EXERCISE:
Pick out each line of the records that includes the string "Patient", and copy it.

Records
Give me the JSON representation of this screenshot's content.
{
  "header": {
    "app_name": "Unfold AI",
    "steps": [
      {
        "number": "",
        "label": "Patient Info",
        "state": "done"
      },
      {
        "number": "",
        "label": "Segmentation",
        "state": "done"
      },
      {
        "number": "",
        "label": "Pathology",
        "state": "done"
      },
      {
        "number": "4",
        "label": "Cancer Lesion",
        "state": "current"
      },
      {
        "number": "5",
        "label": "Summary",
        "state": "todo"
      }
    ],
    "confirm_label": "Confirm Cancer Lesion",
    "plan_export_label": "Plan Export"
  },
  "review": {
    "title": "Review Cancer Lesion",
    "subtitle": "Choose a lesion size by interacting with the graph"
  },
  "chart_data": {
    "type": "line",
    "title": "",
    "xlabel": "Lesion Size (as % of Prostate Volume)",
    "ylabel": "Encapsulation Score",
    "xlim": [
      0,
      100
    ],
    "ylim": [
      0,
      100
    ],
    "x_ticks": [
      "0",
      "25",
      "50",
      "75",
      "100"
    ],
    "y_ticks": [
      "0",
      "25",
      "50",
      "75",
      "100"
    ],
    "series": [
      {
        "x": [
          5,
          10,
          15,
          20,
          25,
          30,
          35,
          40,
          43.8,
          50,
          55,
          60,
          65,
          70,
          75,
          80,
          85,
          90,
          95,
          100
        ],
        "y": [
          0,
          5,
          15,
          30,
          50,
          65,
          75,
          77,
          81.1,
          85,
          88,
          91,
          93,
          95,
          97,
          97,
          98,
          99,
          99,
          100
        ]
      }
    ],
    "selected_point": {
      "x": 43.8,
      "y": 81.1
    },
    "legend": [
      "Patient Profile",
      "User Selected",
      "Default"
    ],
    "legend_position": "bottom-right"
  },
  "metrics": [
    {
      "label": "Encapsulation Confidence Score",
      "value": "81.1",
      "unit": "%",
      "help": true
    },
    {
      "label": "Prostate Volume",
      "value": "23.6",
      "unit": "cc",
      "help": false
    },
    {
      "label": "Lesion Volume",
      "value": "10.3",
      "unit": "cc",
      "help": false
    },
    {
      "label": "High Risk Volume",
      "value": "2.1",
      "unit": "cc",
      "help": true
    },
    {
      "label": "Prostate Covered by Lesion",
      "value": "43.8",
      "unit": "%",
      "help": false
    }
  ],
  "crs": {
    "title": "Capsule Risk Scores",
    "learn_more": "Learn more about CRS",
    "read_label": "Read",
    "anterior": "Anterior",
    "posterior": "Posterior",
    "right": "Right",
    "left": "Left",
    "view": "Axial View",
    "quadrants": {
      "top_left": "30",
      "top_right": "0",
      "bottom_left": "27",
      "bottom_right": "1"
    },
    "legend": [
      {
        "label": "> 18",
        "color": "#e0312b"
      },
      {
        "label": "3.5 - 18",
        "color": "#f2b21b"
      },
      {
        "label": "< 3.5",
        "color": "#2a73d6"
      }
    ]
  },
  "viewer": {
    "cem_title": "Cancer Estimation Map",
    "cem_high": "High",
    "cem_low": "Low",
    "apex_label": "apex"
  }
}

CORRECT RESPONSE:
        "label": "Patient Info",
      "Patient Profile",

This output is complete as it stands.